# Extracted data
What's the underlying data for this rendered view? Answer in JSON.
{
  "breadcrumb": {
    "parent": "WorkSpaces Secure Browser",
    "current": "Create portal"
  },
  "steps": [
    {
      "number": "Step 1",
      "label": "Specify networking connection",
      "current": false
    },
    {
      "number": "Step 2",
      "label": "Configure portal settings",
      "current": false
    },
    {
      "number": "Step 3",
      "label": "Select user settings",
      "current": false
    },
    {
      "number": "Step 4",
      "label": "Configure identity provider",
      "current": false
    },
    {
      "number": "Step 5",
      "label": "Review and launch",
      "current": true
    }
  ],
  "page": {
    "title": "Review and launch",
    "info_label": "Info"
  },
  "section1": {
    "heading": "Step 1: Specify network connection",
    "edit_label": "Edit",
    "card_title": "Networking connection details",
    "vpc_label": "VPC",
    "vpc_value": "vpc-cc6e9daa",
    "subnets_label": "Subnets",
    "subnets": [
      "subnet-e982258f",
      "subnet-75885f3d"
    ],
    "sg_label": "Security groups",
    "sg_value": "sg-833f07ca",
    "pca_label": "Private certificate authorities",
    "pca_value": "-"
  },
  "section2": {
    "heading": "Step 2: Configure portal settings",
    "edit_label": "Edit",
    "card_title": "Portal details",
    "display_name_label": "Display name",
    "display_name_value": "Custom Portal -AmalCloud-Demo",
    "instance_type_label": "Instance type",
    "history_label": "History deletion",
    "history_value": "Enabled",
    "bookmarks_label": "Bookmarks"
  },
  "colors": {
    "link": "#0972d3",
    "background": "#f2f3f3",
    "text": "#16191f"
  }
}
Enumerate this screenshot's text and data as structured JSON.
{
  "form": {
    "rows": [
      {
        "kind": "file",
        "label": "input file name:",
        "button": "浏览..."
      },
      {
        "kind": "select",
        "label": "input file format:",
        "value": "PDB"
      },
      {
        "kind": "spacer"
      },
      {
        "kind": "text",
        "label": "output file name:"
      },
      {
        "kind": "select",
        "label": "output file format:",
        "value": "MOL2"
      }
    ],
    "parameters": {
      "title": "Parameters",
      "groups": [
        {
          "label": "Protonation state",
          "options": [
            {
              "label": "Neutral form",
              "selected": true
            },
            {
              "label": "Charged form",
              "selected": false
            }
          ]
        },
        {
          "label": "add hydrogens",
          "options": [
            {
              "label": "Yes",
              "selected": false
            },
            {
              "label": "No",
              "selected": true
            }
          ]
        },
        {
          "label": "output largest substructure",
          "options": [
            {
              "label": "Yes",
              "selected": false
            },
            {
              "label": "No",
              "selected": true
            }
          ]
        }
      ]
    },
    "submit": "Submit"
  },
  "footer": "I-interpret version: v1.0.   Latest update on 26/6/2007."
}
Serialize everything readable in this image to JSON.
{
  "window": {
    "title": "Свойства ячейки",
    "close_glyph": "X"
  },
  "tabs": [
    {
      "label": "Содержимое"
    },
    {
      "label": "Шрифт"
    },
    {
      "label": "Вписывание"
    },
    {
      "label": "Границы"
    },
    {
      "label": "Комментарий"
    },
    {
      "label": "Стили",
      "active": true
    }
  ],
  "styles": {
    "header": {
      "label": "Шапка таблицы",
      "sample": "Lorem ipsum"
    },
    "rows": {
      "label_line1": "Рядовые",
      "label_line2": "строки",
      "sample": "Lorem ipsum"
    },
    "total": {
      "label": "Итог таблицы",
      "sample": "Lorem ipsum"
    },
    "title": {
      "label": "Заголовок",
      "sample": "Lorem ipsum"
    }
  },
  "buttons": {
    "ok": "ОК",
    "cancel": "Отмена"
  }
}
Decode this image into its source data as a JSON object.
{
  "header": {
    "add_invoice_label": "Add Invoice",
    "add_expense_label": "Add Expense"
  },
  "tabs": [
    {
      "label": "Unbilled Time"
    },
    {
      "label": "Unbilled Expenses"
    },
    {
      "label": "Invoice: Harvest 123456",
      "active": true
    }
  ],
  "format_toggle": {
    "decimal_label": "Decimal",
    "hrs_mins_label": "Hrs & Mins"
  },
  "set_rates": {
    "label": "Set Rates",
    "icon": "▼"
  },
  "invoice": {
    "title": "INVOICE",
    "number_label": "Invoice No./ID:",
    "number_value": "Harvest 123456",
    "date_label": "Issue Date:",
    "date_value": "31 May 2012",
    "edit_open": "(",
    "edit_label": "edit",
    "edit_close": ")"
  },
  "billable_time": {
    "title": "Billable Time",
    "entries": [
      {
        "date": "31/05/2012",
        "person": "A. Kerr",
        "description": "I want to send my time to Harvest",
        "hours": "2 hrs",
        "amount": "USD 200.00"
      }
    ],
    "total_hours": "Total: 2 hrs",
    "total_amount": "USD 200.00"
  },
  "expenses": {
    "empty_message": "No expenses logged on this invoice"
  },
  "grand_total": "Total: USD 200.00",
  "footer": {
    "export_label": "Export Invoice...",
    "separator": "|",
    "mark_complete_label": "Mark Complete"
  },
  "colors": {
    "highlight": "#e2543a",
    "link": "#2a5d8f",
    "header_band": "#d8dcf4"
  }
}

# Task to carry out
Please quote exactly the lines from the one containing "Decode this image" through the last line of the records above, both included, and nothing else.

# Exercise answer
Decode this image into its source data as a JSON object.
{
  "header": {
    "add_invoice_label": "Add Invoice",
    "add_expense_label": "Add Expense"
  },
  "tabs": [
    {
      "label": "Unbilled Time"
    },
    {
      "label": "Unbilled Expenses"
    },
    {
      "label": "Invoice: Harvest 123456",
      "active": true
    }
  ],
  "format_toggle": {
    "decimal_label": "Decimal",
    "hrs_mins_label": "Hrs & Mins"
  },
  "set_rates": {
    "label": "Set Rates",
    "icon": "▼"
  },
  "invoice": {
    "title": "INVOICE",
    "number_label": "Invoice No./ID:",
    "number_value": "Harvest 123456",
    "date_label": "Issue Date:",
    "date_value": "31 May 2012",
    "edit_open": "(",
    "edit_label": "edit",
    "edit_close": ")"
  },
  "billable_time": {
    "title": "Billable Time",
    "entries": [
      {
        "date": "31/05/2012",
        "person": "A. Kerr",
        "description": "I want to send my time to Harvest",
        "hours": "2 hrs",
        "amount": "USD 200.00"
      }
    ],
    "total_hours": "Total: 2 hrs",
    "total_amount": "USD 200.00"
  },
  "expenses": {
    "empty_message": "No expenses logged on this invoice"
  },
  "grand_total": "Total: USD 200.00",
  "footer": {
    "export_label": "Export Invoice...",
    "separator": "|",
    "mark_complete_label": "Mark Complete"
  },
  "colors": {
    "highlight": "#e2543a",
    "link": "#2a5d8f",
    "header_band": "#d8dcf4"
  }
}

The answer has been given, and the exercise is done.